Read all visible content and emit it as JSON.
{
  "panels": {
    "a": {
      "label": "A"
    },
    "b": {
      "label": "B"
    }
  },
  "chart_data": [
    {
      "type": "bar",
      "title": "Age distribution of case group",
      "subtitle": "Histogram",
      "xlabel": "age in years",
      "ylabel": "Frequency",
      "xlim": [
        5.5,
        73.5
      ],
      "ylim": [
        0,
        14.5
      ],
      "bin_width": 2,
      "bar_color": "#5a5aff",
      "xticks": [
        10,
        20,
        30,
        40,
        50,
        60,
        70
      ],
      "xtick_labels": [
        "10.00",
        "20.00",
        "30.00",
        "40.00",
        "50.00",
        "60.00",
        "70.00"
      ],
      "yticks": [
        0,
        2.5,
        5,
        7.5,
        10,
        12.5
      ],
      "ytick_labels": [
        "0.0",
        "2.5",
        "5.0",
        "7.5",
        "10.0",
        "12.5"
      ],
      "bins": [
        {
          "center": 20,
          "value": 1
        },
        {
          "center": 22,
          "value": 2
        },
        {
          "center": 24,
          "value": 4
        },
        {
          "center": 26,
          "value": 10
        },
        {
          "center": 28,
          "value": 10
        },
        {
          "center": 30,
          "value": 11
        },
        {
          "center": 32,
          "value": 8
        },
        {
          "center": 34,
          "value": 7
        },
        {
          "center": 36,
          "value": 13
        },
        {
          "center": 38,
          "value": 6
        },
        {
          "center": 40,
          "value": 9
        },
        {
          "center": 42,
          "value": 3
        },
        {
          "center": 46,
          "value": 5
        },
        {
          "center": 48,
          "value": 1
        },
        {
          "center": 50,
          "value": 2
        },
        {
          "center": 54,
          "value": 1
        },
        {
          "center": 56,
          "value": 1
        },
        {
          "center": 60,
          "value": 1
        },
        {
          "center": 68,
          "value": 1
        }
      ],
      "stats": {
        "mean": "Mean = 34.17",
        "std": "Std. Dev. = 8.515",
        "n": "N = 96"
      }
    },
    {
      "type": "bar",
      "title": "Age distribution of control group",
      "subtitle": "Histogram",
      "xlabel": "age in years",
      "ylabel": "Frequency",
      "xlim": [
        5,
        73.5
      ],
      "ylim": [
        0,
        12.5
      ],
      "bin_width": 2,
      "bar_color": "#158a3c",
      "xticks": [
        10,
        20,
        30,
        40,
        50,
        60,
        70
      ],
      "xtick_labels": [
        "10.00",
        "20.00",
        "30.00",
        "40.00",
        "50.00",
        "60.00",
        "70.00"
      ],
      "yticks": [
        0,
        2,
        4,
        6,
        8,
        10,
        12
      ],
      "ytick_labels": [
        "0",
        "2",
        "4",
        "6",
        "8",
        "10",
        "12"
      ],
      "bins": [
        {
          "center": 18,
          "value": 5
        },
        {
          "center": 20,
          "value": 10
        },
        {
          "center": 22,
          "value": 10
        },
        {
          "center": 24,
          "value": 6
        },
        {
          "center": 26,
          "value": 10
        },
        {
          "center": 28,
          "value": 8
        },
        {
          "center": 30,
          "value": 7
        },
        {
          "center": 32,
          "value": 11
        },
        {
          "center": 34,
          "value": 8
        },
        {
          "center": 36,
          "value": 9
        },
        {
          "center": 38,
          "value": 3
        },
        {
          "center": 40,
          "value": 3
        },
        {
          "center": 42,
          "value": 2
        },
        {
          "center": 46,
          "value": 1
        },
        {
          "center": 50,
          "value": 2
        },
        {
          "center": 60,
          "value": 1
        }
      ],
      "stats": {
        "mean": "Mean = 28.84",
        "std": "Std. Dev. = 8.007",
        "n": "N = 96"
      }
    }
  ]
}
********
What you are asked to do.
Every record above should be output exactly.

Exercise result.
Read all visible content and emit it as JSON.
{
  "panels": {
    "a": {
      "label": "A"
    },
    "b": {
      "label": "B"
    }
  },
  "chart_data": [
    {
      "type": "bar",
      "title": "Age distribution of case group",
      "subtitle": "Histogram",
      "xlabel": "age in years",
      "ylabel": "Frequency",
      "xlim": [
        5.5,
        73.5
      ],
      "ylim": [
        0,
        14.5
      ],
      "bin_width": 2,
      "bar_color": "#5a5aff",
      "xticks": [
        10,
        20,
        30,
        40,
        50,
        60,
        70
      ],
      "xtick_labels": [
        "10.00",
        "20.00",
        "30.00",
        "40.00",
        "50.00",
        "60.00",
        "70.00"
      ],
      "yticks": [
        0,
        2.5,
        5,
        7.5,
        10,
        12.5
      ],
      "ytick_labels": [
        "0.0",
        "2.5",
        "5.0",
        "7.5",
        "10.0",
        "12.5"
      ],
      "bins": [
        {
          "center": 20,
          "value": 1
        },
        {
          "center": 22,
          "value": 2
        },
        {
          "center": 24,
          "value": 4
        },
        {
          "center": 26,
          "value": 10
        },
        {
          "center": 28,
          "value": 10
        },
        {
          "center": 30,
          "value": 11
        },
        {
          "center": 32,
          "value": 8
        },
        {
          "center": 34,
          "value": 7
        },
        {
          "center": 36,
          "value": 13
        },
        {
          "center": 38,
          "value": 6
        },
        {
          "center": 40,
          "value": 9
        },
        {
          "center": 42,
          "value": 3
        },
        {
          "center": 46,
          "value": 5
        },
        {
          "center": 48,
          "value": 1
        },
        {
          "center": 50,
          "value": 2
        },
        {
          "center": 54,
          "value": 1
        },
        {
          "center": 56,
          "value": 1
        },
        {
          "center": 60,
          "value": 1
        },
        {
          "center": 68,
          "value": 1
        }
      ],
      "stats": {
        "mean": "Mean = 34.17",
        "std": "Std. Dev. = 8.515",
        "n": "N = 96"
      }
    },
    {
      "type": "bar",
      "title": "Age distribution of control group",
      "subtitle": "Histogram",
      "xlabel": "age in years",
      "ylabel": "Frequency",
      "xlim": [
        5,
        73.5
      ],
      "ylim": [
        0,
        12.5
      ],
      "bin_width": 2,
      "bar_color": "#158a3c",
      "xticks": [
        10,
        20,
        30,
        40,
        50,
        60,
        70
      ],
      "xtick_labels": [
        "10.00",
        "20.00",
        "30.00",
        "40.00",
        "50.00",
        "60.00",
        "70.00"
      ],
      "yticks": [
        0,
        2,
        4,
        6,
        8,
        10,
        12
      ],
      "ytick_labels": [
        "0",
        "2",
        "4",
        "6",
        "8",
        "10",
        "12"
      ],
      "bins": [
        {
          "center": 18,
          "value": 5
        },
        {
          "center": 20,
          "value": 10
        },
        {
          "center": 22,
          "value": 10
        },
        {
          "center": 24,
          "value": 6
        },
        {
          "center": 26,
          "value": 10
        },
        {
          "center": 28,
          "value": 8
        },
        {
          "center": 30,
          "value": 7
        },
        {
          "center": 32,
          "value": 11
        },
        {
          "center": 34,
          "value": 8
        },
        {
          "center": 36,
          "value": 9
        },
        {
          "center": 38,
          "value": 3
        },
        {
          "center": 40,
          "value": 3
        },
        {
          "center": 42,
          "value": 2
        },
        {
          "center": 46,
          "value": 1
        },
        {
          "center": 50,
          "value": 2
        },
        {
          "center": 60,
          "value": 1
        }
      ],
      "stats": {
        "mean": "Mean = 28.84",
        "std": "Std. Dev. = 8.007",
        "n": "N = 96"
      }
    }
  ]
}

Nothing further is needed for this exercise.